(GIVEN EXERCISE)
Reproduce the records below in their entirety, character for character.

Data items:
+===+

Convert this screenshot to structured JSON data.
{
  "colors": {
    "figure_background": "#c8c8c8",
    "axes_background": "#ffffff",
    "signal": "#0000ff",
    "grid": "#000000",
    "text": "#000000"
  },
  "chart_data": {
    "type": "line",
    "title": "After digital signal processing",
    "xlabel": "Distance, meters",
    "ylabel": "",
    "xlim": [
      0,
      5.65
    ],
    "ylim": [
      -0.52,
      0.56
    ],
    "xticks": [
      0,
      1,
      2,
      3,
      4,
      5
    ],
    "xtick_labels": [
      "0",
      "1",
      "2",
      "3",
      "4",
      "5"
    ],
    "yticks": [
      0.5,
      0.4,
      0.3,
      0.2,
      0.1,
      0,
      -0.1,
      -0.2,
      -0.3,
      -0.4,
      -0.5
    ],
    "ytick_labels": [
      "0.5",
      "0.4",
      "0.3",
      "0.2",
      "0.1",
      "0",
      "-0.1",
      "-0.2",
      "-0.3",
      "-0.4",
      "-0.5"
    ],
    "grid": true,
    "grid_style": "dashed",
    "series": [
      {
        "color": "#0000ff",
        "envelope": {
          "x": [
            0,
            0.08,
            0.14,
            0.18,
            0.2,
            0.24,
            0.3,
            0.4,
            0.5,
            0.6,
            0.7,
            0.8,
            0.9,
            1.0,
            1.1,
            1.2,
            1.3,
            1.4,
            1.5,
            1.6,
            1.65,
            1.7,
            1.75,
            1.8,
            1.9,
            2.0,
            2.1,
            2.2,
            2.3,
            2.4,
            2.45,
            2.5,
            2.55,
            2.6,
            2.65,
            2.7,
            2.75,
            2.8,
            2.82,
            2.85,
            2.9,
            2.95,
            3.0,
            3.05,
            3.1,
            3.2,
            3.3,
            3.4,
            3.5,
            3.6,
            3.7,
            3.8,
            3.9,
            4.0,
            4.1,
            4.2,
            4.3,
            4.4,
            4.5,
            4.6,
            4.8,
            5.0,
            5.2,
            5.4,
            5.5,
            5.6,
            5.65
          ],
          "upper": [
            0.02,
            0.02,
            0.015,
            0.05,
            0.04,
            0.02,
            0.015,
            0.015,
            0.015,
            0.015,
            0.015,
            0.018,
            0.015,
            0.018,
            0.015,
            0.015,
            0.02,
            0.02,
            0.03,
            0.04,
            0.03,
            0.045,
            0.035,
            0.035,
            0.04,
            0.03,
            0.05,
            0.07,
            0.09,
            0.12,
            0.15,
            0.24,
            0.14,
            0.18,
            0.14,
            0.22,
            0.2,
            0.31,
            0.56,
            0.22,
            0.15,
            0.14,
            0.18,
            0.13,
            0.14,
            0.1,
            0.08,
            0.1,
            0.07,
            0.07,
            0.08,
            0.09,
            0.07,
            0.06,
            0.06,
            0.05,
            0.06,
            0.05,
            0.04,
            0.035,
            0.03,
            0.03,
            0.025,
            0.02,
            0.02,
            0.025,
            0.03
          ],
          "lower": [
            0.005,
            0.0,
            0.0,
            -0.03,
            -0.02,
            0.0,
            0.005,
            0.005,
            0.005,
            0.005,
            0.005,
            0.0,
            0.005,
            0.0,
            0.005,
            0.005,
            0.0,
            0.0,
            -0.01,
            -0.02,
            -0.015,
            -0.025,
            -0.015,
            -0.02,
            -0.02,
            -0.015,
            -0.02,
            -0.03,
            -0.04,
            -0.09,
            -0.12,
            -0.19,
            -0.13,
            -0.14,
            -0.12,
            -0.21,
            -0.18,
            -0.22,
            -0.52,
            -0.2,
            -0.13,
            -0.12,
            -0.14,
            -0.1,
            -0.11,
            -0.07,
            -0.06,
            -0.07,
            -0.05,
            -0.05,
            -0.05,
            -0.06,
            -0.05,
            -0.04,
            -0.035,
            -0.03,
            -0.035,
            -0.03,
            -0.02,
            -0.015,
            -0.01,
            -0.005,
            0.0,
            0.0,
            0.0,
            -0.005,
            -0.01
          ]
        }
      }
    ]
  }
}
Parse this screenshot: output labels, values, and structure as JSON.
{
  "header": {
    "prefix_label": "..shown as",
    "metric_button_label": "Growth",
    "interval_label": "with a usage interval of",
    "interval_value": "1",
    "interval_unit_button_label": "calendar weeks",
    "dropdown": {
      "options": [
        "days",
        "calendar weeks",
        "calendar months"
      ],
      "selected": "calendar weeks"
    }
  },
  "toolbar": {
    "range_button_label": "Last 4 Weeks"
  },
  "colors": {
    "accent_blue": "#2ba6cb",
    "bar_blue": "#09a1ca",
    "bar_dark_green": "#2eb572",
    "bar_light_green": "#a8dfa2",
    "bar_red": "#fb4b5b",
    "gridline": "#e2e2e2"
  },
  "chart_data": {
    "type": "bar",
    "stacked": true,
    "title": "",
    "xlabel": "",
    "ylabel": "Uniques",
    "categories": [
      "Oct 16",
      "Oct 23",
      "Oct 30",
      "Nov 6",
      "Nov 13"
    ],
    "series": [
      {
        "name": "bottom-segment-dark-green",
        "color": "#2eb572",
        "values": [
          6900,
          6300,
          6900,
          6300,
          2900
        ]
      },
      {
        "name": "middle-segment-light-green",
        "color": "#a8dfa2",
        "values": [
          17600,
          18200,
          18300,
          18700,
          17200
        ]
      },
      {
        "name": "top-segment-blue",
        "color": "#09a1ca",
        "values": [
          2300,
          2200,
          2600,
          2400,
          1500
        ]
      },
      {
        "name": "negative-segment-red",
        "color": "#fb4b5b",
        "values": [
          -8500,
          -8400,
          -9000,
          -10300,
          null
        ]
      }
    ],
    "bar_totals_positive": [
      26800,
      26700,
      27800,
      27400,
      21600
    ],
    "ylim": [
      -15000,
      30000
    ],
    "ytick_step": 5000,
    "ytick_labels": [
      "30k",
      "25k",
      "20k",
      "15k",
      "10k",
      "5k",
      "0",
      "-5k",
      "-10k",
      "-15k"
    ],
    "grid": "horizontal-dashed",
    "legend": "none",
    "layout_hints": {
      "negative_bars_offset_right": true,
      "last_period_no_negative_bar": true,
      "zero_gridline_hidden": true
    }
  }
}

+===+

(WRITTEN REPLY)
Convert this screenshot to structured JSON data.
{
  "colors": {
    "figure_background": "#c8c8c8",
    "axes_background": "#ffffff",
    "signal": "#0000ff",
    "grid": "#000000",
    "text": "#000000"
  },
  "chart_data": {
    "type": "line",
    "title": "After digital signal processing",
    "xlabel": "Distance, meters",
    "ylabel": "",
    "xlim": [
      0,
      5.65
    ],
    "ylim": [
      -0.52,
      0.56
    ],
    "xticks": [
      0,
      1,
      2,
      3,
      4,
      5
    ],
    "xtick_labels": [
      "0",
      "1",
      "2",
      "3",
      "4",
      "5"
    ],
    "yticks": [
      0.5,
      0.4,
      0.3,
      0.2,
      0.1,
      0,
      -0.1,
      -0.2,
      -0.3,
      -0.4,
      -0.5
    ],
    "ytick_labels": [
      "0.5",
      "0.4",
      "0.3",
      "0.2",
      "0.1",
      "0",
      "-0.1",
      "-0.2",
      "-0.3",
      "-0.4",
      "-0.5"
    ],
    "grid": true,
    "grid_style": "dashed",
    "series": [
      {
        "color": "#0000ff",
        "envelope": {
          "x": [
            0,
            0.08,
            0.14,
            0.18,
            0.2,
            0.24,
            0.3,
            0.4,
            0.5,
            0.6,
            0.7,
            0.8,
            0.9,
            1.0,
            1.1,
            1.2,
            1.3,
            1.4,
            1.5,
            1.6,
            1.65,
            1.7,
            1.75,
            1.8,
            1.9,
            2.0,
            2.1,
            2.2,
            2.3,
            2.4,
            2.45,
            2.5,
            2.55,
            2.6,
            2.65,
            2.7,
            2.75,
            2.8,
            2.82,
            2.85,
            2.9,
            2.95,
            3.0,
            3.05,
            3.1,
            3.2,
            3.3,
            3.4,
            3.5,
            3.6,
            3.7,
            3.8,
            3.9,
            4.0,
            4.1,
            4.2,
            4.3,
            4.4,
            4.5,
            4.6,
            4.8,
            5.0,
            5.2,
            5.4,
            5.5,
            5.6,
            5.65
          ],
          "upper": [
            0.02,
            0.02,
            0.015,
            0.05,
            0.04,
            0.02,
            0.015,
            0.015,
            0.015,
            0.015,
            0.015,
            0.018,
            0.015,
            0.018,
            0.015,
            0.015,
            0.02,
            0.02,
            0.03,
            0.04,
            0.03,
            0.045,
            0.035,
            0.035,
            0.04,
            0.03,
            0.05,
            0.07,
            0.09,
            0.12,
            0.15,
            0.24,
            0.14,
            0.18,
            0.14,
            0.22,
            0.2,
            0.31,
            0.56,
            0.22,
            0.15,
            0.14,
            0.18,
            0.13,
            0.14,
            0.1,
            0.08,
            0.1,
            0.07,
            0.07,
            0.08,
            0.09,
            0.07,
            0.06,
            0.06,
            0.05,
            0.06,
            0.05,
            0.04,
            0.035,
            0.03,
            0.03,
            0.025,
            0.02,
            0.02,
            0.025,
            0.03
          ],
          "lower": [
            0.005,
            0.0,
            0.0,
            -0.03,
            -0.02,
            0.0,
            0.005,
            0.005,
            0.005,
            0.005,
            0.005,
            0.0,
            0.005,
            0.0,
            0.005,
            0.005,
            0.0,
            0.0,
            -0.01,
            -0.02,
            -0.015,
            -0.025,
            -0.015,
            -0.02,
            -0.02,
            -0.015,
            -0.02,
            -0.03,
            -0.04,
            -0.09,
            -0.12,
            -0.19,
            -0.13,
            -0.14,
            -0.12,
            -0.21,
            -0.18,
            -0.22,
            -0.52,
            -0.2,
            -0.13,
            -0.12,
            -0.14,
            -0.1,
            -0.11,
            -0.07,
            -0.06,
            -0.07,
            -0.05,
            -0.05,
            -0.05,
            -0.06,
            -0.05,
            -0.04,
            -0.035,
            -0.03,
            -0.035,
            -0.03,
            -0.02,
            -0.015,
            -0.01,
            -0.005,
            0.0,
            0.0,
            0.0,
            -0.005,
            -0.01
          ]
        }
      }
    ]
  }
}
Parse this screenshot: output labels, values, and structure as JSON.
{
  "header": {
    "prefix_label": "..shown as",
    "metric_button_label": "Growth",
    "interval_label": "with a usage interval of",
    "interval_value": "1",
    "interval_unit_button_label": "calendar weeks",
    "dropdown": {
      "options": [
        "days",
        "calendar weeks",
        "calendar months"
      ],
      "selected": "calendar weeks"
    }
  },
  "toolbar": {
    "range_button_label": "Last 4 Weeks"
  },
  "colors": {
    "accent_blue": "#2ba6cb",
    "bar_blue": "#09a1ca",
    "bar_dark_green": "#2eb572",
    "bar_light_green": "#a8dfa2",
    "bar_red": "#fb4b5b",
    "gridline": "#e2e2e2"
  },
  "chart_data": {
    "type": "bar",
    "stacked": true,
    "title": "",
    "xlabel": "",
    "ylabel": "Uniques",
    "categories": [
      "Oct 16",
      "Oct 23",
      "Oct 30",
      "Nov 6",
      "Nov 13"
    ],
    "series": [
      {
        "name": "bottom-segment-dark-green",
        "color": "#2eb572",
        "values": [
          6900,
          6300,
          6900,
          6300,
          2900
        ]
      },
      {
        "name": "middle-segment-light-green",
        "color": "#a8dfa2",
        "values": [
          17600,
          18200,
          18300,
          18700,
          17200
        ]
      },
      {
        "name": "top-segment-blue",
        "color": "#09a1ca",
        "values": [
          2300,
          2200,
          2600,
          2400,
          1500
        ]
      },
      {
        "name": "negative-segment-red",
        "color": "#fb4b5b",
        "values": [
          -8500,
          -8400,
          -9000,
          -10300,
          null
        ]
      }
    ],
    "bar_totals_positive": [
      26800,
      26700,
      27800,
      27400,
      21600
    ],
    "ylim": [
      -15000,
      30000
    ],
    "ytick_step": 5000,
    "ytick_labels": [
      "30k",
      "25k",
      "20k",
      "15k",
      "10k",
      "5k",
      "0",
      "-5k",
      "-10k",
      "-15k"
    ],
    "grid": "horizontal-dashed",
    "legend": "none",
    "layout_hints": {
      "negative_bars_offset_right": true,
      "last_period_no_negative_bar": true,
      "zero_gridline_hidden": true
    }
  }
}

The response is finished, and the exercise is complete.